:: Recorded information ::

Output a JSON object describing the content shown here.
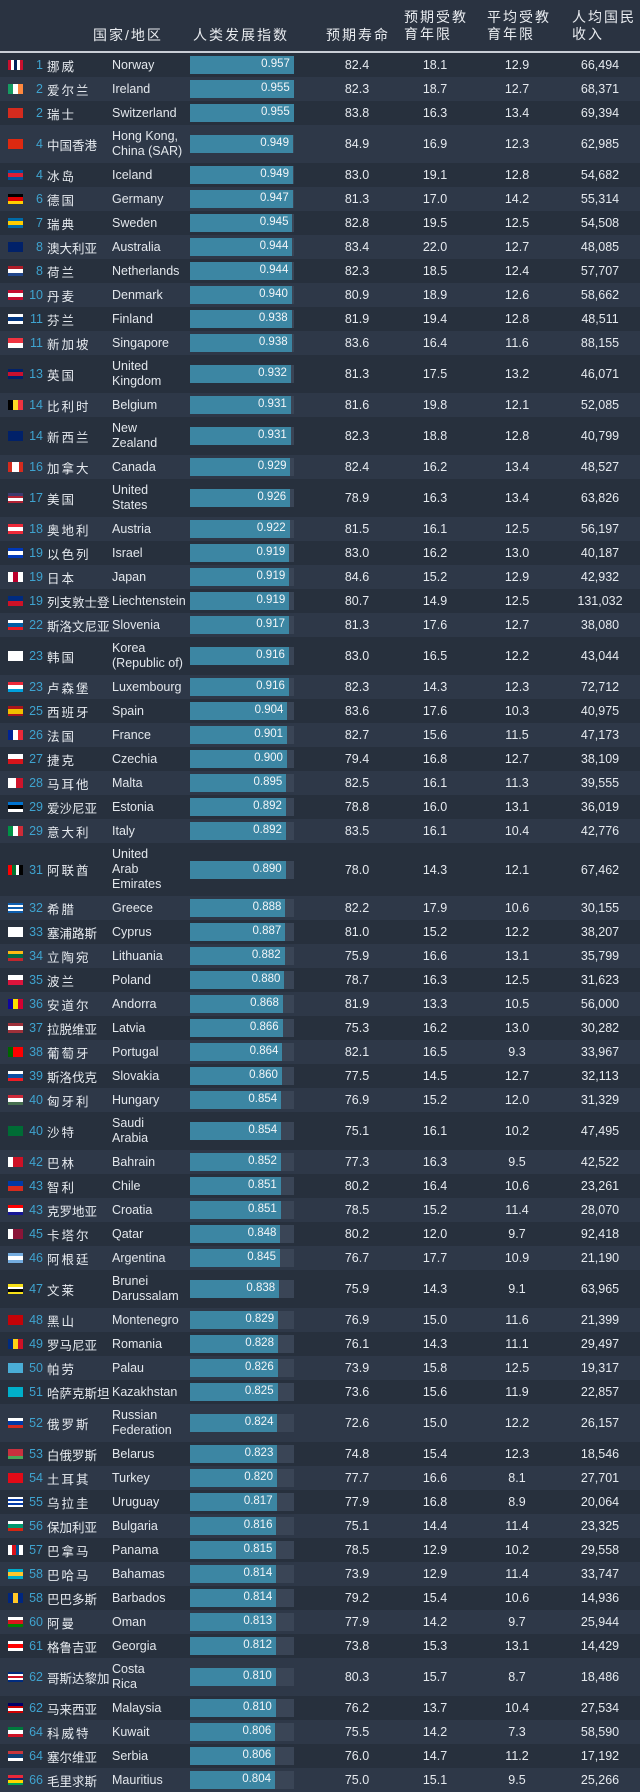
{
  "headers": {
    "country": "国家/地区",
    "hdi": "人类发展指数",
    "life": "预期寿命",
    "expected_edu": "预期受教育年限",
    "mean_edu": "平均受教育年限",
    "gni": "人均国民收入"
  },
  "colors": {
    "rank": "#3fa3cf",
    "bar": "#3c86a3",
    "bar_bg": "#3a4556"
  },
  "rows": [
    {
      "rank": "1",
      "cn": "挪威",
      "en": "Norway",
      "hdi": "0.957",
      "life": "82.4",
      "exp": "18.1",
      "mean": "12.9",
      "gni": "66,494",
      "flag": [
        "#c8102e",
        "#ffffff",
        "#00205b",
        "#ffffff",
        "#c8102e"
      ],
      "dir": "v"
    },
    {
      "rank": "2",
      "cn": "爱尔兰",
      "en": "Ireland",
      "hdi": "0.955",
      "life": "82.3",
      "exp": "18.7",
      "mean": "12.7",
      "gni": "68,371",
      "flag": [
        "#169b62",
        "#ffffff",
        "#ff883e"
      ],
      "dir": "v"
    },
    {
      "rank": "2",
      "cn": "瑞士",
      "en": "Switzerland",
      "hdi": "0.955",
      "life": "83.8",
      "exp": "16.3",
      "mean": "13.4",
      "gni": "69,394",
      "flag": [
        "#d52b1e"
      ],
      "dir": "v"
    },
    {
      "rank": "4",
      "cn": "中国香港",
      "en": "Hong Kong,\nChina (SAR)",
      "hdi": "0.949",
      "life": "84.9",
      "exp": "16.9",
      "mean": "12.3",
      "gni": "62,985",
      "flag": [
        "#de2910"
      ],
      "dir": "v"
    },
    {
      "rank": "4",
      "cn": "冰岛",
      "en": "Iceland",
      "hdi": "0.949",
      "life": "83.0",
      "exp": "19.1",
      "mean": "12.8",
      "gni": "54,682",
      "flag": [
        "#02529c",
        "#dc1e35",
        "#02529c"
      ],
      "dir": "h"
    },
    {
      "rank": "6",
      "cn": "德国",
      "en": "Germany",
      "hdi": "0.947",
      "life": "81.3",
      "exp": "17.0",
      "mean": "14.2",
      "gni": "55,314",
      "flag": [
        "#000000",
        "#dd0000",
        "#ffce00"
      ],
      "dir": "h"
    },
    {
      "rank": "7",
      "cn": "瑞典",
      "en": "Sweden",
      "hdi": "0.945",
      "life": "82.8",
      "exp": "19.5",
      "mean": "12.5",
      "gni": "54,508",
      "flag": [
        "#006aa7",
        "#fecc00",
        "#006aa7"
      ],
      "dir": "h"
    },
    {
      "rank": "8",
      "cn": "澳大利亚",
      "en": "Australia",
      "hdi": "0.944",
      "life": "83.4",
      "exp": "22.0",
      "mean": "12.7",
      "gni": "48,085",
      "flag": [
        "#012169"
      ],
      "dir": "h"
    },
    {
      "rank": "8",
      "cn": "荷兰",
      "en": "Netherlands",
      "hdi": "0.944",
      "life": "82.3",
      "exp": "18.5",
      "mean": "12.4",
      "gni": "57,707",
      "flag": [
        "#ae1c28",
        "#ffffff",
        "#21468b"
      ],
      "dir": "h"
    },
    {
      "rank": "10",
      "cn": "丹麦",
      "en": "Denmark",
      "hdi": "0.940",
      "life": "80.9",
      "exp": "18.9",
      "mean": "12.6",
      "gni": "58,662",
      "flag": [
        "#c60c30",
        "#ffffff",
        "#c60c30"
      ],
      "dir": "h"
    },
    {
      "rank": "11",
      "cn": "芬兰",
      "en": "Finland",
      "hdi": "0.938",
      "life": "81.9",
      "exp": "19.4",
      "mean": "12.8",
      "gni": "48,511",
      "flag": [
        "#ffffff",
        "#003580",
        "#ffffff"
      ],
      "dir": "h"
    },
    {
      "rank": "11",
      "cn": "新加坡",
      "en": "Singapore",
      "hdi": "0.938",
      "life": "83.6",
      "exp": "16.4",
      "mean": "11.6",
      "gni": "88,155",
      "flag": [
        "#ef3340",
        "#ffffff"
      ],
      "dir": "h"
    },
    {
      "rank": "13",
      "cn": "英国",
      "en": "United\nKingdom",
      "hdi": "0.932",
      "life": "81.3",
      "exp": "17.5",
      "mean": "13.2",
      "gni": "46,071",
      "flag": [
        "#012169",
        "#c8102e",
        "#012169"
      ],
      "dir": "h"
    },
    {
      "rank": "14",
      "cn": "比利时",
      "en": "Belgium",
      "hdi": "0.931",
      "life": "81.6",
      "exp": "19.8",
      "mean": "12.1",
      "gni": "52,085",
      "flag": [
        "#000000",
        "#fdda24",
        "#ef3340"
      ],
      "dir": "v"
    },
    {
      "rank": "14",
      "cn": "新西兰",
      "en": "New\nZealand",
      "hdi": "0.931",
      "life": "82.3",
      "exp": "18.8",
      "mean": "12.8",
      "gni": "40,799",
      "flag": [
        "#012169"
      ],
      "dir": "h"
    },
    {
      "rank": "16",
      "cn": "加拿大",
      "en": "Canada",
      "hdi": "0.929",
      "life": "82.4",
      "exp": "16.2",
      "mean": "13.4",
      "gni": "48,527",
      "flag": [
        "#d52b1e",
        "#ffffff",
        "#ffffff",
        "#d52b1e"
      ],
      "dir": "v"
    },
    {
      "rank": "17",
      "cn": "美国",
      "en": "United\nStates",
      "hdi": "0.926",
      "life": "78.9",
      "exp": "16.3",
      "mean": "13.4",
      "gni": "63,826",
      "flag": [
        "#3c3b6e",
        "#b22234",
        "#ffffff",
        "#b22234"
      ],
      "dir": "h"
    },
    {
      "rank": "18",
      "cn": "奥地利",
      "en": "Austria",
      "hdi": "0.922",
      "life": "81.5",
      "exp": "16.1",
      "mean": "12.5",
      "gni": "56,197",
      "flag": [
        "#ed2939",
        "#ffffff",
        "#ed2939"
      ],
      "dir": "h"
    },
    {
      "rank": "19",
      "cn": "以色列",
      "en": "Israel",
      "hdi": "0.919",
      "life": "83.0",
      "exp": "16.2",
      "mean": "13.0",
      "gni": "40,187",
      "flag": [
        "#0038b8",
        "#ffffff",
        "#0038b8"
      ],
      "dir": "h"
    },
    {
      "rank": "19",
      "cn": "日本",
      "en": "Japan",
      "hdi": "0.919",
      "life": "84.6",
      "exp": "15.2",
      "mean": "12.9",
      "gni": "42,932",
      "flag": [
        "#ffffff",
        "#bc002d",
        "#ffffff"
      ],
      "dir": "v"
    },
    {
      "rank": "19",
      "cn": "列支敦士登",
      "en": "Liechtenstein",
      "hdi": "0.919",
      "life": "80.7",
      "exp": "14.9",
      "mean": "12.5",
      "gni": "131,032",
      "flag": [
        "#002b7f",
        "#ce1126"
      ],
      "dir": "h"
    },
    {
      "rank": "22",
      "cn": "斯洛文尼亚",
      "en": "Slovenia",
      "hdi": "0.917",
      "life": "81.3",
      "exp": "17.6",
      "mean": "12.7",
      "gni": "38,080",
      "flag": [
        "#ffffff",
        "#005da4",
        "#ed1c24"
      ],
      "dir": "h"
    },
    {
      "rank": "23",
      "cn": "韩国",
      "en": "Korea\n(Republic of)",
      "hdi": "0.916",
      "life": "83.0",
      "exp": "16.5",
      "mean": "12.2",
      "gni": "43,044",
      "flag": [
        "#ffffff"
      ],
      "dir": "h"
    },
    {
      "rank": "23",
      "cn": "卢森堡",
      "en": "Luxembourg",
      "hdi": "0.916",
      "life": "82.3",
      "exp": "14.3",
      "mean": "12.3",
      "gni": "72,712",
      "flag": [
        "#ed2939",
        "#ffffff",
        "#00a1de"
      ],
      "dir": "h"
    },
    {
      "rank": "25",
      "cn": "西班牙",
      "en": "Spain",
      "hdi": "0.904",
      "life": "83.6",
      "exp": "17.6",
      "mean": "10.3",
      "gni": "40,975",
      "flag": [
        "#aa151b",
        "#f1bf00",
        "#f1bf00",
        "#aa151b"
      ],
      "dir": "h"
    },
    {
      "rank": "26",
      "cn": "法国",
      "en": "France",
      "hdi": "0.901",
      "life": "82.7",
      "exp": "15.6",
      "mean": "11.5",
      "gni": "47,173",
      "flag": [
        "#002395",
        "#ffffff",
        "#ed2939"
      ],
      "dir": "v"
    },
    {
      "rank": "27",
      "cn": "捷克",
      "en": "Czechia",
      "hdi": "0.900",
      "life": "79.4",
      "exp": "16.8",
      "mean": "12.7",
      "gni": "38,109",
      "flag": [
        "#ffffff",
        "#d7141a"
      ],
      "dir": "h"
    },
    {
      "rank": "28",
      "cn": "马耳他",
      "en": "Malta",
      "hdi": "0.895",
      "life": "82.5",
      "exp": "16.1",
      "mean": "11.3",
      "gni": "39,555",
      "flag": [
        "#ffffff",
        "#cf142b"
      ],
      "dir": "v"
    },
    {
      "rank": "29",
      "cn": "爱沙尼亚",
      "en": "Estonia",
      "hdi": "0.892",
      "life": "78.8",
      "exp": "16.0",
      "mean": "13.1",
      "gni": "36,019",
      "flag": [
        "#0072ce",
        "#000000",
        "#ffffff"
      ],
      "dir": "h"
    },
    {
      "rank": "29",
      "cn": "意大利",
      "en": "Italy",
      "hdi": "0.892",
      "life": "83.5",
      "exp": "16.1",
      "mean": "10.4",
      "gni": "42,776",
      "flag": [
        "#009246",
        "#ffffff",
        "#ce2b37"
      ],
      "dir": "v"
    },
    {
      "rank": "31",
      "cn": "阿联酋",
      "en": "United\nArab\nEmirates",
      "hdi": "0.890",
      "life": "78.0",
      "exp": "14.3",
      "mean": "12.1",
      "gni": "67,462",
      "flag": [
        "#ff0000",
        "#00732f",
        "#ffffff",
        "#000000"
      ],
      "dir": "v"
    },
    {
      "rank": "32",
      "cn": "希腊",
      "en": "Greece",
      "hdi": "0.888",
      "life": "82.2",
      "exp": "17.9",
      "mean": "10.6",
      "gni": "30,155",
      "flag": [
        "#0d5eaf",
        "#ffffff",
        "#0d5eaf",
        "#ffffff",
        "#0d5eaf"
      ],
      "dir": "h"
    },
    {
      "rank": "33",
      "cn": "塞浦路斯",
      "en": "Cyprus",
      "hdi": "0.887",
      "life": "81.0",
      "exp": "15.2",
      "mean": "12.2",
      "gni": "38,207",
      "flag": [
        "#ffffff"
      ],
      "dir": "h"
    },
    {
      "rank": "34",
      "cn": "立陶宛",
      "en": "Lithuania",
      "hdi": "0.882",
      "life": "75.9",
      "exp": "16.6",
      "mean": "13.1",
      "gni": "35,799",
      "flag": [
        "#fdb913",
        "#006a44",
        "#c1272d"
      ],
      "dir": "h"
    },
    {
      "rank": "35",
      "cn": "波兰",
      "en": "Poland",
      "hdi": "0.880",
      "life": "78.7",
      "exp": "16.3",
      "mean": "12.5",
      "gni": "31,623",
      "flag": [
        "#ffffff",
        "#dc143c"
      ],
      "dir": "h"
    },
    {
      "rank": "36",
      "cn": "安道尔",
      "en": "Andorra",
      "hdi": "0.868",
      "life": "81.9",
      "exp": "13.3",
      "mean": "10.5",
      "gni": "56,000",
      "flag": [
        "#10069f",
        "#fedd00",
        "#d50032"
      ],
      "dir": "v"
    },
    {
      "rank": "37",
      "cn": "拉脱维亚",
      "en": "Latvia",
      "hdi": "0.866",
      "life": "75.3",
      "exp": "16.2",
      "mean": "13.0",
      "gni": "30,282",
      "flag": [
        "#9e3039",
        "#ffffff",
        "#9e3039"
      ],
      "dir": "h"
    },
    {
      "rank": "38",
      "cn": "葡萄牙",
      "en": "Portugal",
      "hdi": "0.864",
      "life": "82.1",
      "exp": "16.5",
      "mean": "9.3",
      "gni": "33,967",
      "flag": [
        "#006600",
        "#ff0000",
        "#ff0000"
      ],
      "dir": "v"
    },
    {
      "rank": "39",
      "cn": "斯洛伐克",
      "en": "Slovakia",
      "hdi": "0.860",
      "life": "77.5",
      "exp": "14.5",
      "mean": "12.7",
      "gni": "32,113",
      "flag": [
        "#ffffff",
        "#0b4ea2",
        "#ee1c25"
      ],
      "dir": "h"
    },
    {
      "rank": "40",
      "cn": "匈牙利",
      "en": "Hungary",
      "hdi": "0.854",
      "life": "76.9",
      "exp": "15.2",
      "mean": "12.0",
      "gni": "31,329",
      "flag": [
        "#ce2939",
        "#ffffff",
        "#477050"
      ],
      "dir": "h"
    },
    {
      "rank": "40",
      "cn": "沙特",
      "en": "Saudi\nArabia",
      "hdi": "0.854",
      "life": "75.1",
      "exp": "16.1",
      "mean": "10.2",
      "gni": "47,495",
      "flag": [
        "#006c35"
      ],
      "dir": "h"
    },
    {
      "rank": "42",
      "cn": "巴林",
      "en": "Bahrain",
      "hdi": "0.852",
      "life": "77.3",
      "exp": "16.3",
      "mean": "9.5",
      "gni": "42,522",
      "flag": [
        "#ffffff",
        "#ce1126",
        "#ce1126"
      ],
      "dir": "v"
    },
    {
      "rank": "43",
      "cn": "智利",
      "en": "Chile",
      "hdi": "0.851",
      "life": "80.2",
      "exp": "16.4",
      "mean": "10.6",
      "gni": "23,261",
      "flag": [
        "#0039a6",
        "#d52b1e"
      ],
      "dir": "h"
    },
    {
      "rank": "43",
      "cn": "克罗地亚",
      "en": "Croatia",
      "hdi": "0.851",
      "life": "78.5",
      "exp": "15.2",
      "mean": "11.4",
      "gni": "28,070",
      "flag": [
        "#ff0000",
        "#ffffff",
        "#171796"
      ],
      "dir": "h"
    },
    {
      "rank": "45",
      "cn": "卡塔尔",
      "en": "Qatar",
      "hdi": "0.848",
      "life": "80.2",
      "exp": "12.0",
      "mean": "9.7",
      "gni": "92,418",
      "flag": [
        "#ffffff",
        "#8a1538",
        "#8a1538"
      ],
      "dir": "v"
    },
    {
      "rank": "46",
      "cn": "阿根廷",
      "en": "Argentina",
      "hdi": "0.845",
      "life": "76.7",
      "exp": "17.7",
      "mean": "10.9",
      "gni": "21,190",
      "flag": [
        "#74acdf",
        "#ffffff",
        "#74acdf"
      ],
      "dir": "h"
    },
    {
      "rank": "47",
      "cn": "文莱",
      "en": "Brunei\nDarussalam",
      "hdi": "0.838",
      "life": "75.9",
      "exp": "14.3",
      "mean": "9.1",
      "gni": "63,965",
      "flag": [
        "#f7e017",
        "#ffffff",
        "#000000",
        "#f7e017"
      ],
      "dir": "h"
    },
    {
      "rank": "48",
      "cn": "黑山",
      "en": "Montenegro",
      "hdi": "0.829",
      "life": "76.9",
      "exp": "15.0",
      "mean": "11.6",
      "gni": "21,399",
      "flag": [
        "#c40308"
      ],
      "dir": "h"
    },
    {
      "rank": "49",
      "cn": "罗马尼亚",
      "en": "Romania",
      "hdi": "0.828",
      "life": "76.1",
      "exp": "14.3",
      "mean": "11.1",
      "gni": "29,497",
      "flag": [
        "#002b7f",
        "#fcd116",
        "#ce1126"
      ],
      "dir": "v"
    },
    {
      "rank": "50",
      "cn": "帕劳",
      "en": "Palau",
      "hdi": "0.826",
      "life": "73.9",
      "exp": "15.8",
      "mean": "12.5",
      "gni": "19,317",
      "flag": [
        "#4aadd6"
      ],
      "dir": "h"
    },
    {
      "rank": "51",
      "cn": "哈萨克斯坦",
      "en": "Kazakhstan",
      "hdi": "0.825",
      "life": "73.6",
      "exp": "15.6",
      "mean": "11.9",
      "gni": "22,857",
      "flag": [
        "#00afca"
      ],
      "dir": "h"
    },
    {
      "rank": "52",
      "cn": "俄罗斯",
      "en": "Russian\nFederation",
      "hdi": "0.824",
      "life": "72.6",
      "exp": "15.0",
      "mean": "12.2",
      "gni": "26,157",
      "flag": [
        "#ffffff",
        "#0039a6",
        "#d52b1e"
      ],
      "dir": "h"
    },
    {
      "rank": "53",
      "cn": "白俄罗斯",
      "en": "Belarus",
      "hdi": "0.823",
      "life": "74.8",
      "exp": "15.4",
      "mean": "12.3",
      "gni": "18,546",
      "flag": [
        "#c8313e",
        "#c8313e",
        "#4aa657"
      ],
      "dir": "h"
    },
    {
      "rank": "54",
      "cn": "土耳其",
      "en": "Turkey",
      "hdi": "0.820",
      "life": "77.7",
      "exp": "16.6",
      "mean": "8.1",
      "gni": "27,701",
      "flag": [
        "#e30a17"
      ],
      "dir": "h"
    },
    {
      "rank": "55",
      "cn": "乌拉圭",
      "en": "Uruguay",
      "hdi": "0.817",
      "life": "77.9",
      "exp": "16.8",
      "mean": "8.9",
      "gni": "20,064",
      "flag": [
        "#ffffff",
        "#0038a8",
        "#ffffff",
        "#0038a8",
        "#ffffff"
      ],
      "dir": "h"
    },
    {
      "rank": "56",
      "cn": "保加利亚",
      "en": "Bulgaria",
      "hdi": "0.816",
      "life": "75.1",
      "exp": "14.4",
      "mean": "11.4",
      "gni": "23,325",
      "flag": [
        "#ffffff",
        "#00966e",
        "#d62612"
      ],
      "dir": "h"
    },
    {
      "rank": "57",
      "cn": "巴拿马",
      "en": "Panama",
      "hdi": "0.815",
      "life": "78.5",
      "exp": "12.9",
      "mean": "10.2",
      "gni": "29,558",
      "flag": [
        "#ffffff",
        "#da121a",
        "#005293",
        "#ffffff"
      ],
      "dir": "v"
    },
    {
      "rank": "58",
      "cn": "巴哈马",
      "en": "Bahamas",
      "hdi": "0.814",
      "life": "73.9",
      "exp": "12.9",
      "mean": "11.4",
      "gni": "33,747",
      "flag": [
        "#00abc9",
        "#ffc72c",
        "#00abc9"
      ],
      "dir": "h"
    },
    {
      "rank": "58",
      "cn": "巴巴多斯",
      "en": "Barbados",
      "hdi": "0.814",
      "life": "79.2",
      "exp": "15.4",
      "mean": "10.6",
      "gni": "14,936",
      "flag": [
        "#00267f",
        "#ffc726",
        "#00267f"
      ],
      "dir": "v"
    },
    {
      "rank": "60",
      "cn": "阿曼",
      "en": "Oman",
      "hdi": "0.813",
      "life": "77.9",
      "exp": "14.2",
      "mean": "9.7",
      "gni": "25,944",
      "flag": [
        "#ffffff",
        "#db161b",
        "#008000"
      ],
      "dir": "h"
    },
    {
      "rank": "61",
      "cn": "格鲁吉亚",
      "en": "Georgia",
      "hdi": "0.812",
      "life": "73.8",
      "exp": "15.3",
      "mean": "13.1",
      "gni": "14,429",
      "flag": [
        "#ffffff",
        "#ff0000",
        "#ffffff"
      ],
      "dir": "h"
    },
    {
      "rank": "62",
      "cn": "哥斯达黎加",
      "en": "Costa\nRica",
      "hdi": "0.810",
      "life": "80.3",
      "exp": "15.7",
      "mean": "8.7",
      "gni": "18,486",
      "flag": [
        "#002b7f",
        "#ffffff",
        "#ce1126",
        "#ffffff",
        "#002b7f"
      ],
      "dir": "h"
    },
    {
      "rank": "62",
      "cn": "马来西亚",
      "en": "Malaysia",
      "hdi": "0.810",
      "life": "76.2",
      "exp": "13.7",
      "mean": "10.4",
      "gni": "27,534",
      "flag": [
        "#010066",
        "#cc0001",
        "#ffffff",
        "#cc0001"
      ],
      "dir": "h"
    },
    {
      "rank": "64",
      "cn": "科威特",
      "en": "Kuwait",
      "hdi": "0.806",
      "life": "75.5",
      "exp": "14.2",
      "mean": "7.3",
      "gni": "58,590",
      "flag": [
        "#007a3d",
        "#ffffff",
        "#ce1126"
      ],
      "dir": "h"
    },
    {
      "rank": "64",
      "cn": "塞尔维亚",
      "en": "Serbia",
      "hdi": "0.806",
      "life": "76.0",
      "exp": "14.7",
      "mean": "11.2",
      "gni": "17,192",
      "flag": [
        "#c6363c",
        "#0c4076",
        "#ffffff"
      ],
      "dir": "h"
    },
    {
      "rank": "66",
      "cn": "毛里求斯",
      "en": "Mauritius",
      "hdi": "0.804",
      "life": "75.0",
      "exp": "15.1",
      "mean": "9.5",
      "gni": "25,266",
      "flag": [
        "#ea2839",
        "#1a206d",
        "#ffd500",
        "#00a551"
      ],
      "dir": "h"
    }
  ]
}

:::

[Exercise details] Lines containing the word "United" must all be returned from the material above.

[Result of this exercise]
      "en": "United\nKingdom",
      "en": "United\nStates",
      "en": "United\nArab\nEmirates",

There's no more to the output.